Data entries:
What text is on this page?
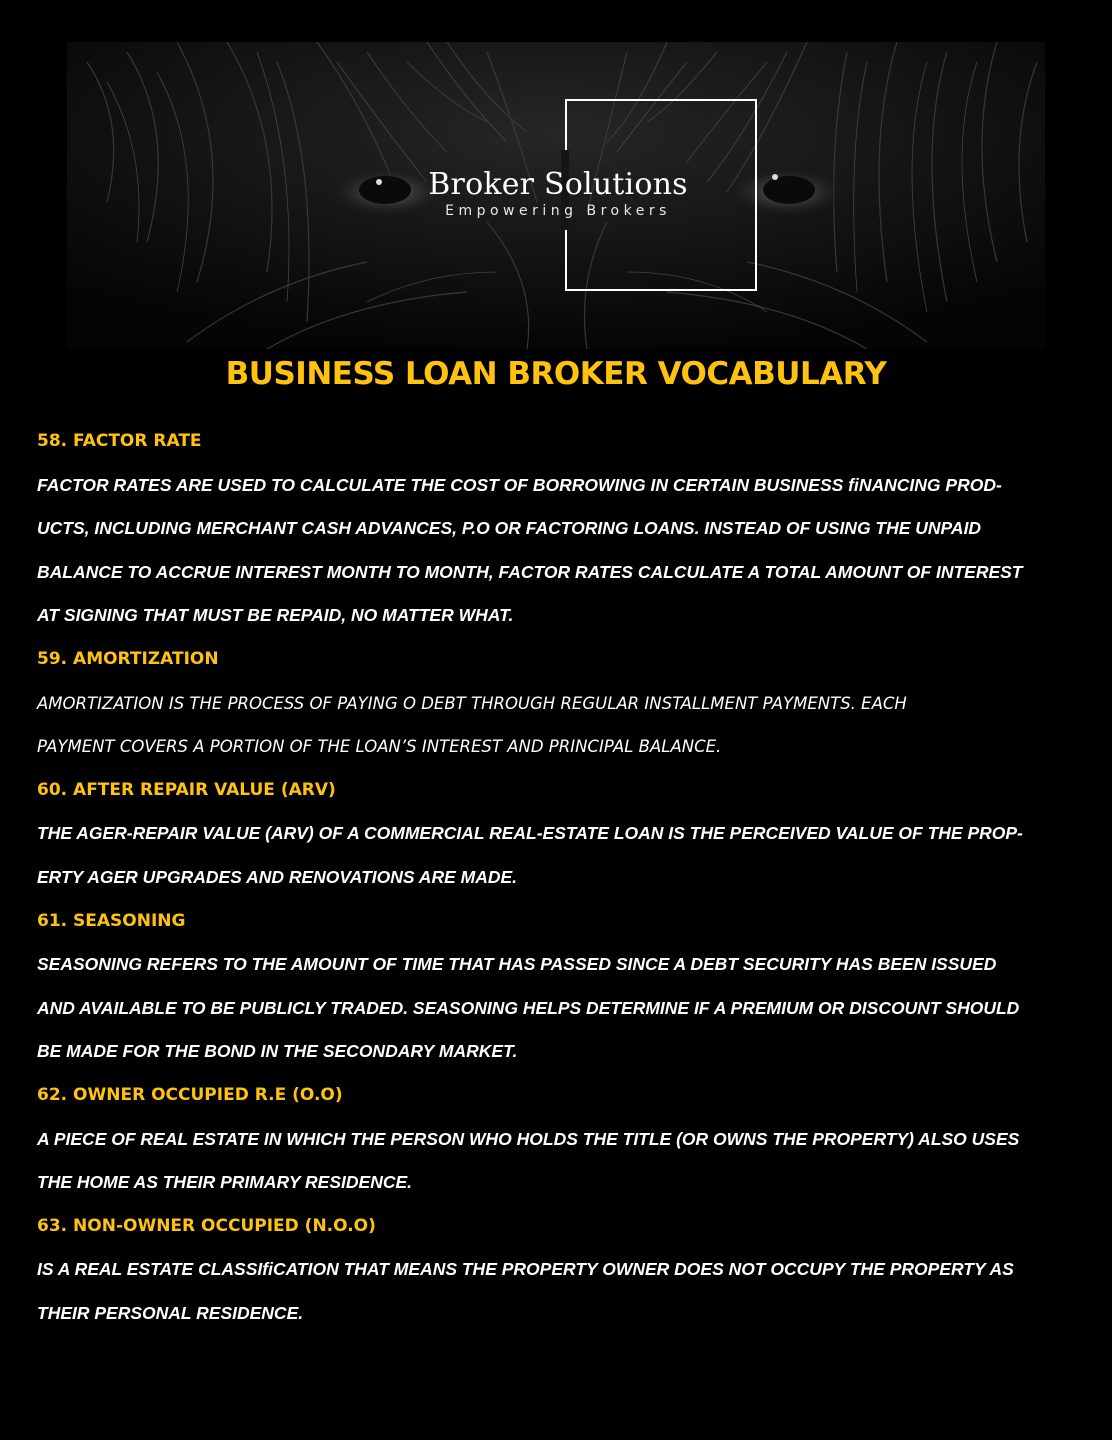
Broker Solutions
Empowering Brokers
BUSINESS LOAN BROKER VOCABULARY
58. FACTOR RATE
FACTOR RATES ARE USED TO CALCULATE THE COST OF BORROWING IN CERTAIN BUSINESS ﬁNANCING PROD-
UCTS, INCLUDING MERCHANT CASH ADVANCES, P.O OR FACTORING LOANS. INSTEAD OF USING THE UNPAID
BALANCE TO ACCRUE INTEREST MONTH TO MONTH, FACTOR RATES CALCULATE A TOTAL AMOUNT OF INTEREST
AT SIGNING THAT MUST BE REPAID, NO MATTER WHAT.
59. AMORTIZATION
AMORTIZATION IS THE PROCESS OF PAYING O DEBT THROUGH REGULAR INSTALLMENT PAYMENTS. EACH
PAYMENT COVERS A PORTION OF THE LOAN’S INTEREST AND PRINCIPAL BALANCE.
60. AFTER REPAIR VALUE (ARV)
THE AGER-REPAIR VALUE (ARV) OF A COMMERCIAL REAL-ESTATE LOAN IS THE PERCEIVED VALUE OF THE PROP-
ERTY AGER UPGRADES AND RENOVATIONS ARE MADE.
61. SEASONING
SEASONING REFERS TO THE AMOUNT OF TIME THAT HAS PASSED SINCE A DEBT SECURITY HAS BEEN ISSUED
AND AVAILABLE TO BE PUBLICLY TRADED. SEASONING HELPS DETERMINE IF A PREMIUM OR DISCOUNT SHOULD
BE MADE FOR THE BOND IN THE SECONDARY MARKET.
62. OWNER OCCUPIED R.E (O.O)
A PIECE OF REAL ESTATE IN WHICH THE PERSON WHO HOLDS THE TITLE (OR OWNS THE PROPERTY) ALSO USES
THE HOME AS THEIR PRIMARY RESIDENCE.
63. NON-OWNER OCCUPIED (N.O.O)
IS A REAL ESTATE CLASSIﬁCATION THAT MEANS THE PROPERTY OWNER DOES NOT OCCUPY THE PROPERTY AS
THEIR PERSONAL RESIDENCE.
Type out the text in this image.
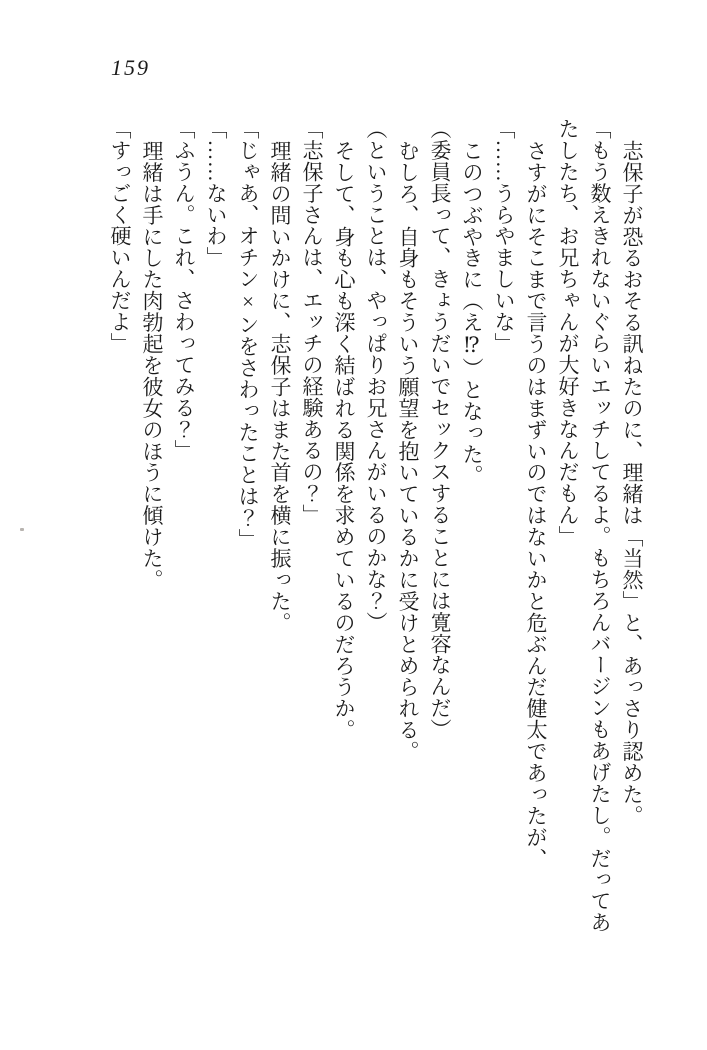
159

志保子が恐るおそる訊ねたのに、理緒は「当然」と、あっさり認めた。

「もう数えきれないぐらいエッチしてるよ。もちろんバージンもあげたし。だってあ

たしたち、お兄ちゃんが大好きなんだもん」

さすがにそこまで言うのはまずいのではないかと危ぶんだ健太であったが、

「……うらやましいな」

このつぶやきに（え⁉）となった。

（委員長って、きょうだいでセックスすることには寛容なんだ）

むしろ、自身もそういう願望を抱いているかに受けとめられる。

（ということは、やっぱりお兄さんがいるのかな？）

そして、身も心も深く結ばれる関係を求めているのだろうか。

「志保子さんは、エッチの経験あるの？」

理緒の問いかけに、志保子はまた首を横に振った。

「じゃあ、オチン×ンをさわったことは？」

「……ないわ」

「ふうん。これ、さわってみる？」

理緒は手にした肉勃起を彼女のほうに傾けた。

「すっごく硬いんだよ」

[Brief]: Quote everything in the listing above exactly; pictures are the only thing to omit.

[Exercise output]:
What text is on this page?
Broker Solutions
Empowering Brokers
BUSINESS LOAN BROKER VOCABULARY
58. FACTOR RATE
FACTOR RATES ARE USED TO CALCULATE THE COST OF BORROWING IN CERTAIN BUSINESS ﬁNANCING PROD-
UCTS, INCLUDING MERCHANT CASH ADVANCES, P.O OR FACTORING LOANS. INSTEAD OF USING THE UNPAID
BALANCE TO ACCRUE INTEREST MONTH TO MONTH, FACTOR RATES CALCULATE A TOTAL AMOUNT OF INTEREST
AT SIGNING THAT MUST BE REPAID, NO MATTER WHAT.
59. AMORTIZATION
AMORTIZATION IS THE PROCESS OF PAYING O DEBT THROUGH REGULAR INSTALLMENT PAYMENTS. EACH
PAYMENT COVERS A PORTION OF THE LOAN’S INTEREST AND PRINCIPAL BALANCE.
60. AFTER REPAIR VALUE (ARV)
THE AGER-REPAIR VALUE (ARV) OF A COMMERCIAL REAL-ESTATE LOAN IS THE PERCEIVED VALUE OF THE PROP-
ERTY AGER UPGRADES AND RENOVATIONS ARE MADE.
61. SEASONING
SEASONING REFERS TO THE AMOUNT OF TIME THAT HAS PASSED SINCE A DEBT SECURITY HAS BEEN ISSUED
AND AVAILABLE TO BE PUBLICLY TRADED. SEASONING HELPS DETERMINE IF A PREMIUM OR DISCOUNT SHOULD
BE MADE FOR THE BOND IN THE SECONDARY MARKET.
62. OWNER OCCUPIED R.E (O.O)
A PIECE OF REAL ESTATE IN WHICH THE PERSON WHO HOLDS THE TITLE (OR OWNS THE PROPERTY) ALSO USES
THE HOME AS THEIR PRIMARY RESIDENCE.
63. NON-OWNER OCCUPIED (N.O.O)
IS A REAL ESTATE CLASSIﬁCATION THAT MEANS THE PROPERTY OWNER DOES NOT OCCUPY THE PROPERTY AS
THEIR PERSONAL RESIDENCE.
Type out the text in this image.
159

志保子が恐るおそる訊ねたのに、理緒は「当然」と、あっさり認めた。

「もう数えきれないぐらいエッチしてるよ。もちろんバージンもあげたし。だってあ

たしたち、お兄ちゃんが大好きなんだもん」

さすがにそこまで言うのはまずいのではないかと危ぶんだ健太であったが、

「……うらやましいな」

このつぶやきに（え⁉）となった。

（委員長って、きょうだいでセックスすることには寛容なんだ）

むしろ、自身もそういう願望を抱いているかに受けとめられる。

（ということは、やっぱりお兄さんがいるのかな？）

そして、身も心も深く結ばれる関係を求めているのだろうか。

「志保子さんは、エッチの経験あるの？」

理緒の問いかけに、志保子はまた首を横に振った。

「じゃあ、オチン×ンをさわったことは？」

「……ないわ」

「ふうん。これ、さわってみる？」

理緒は手にした肉勃起を彼女のほうに傾けた。

「すっごく硬いんだよ」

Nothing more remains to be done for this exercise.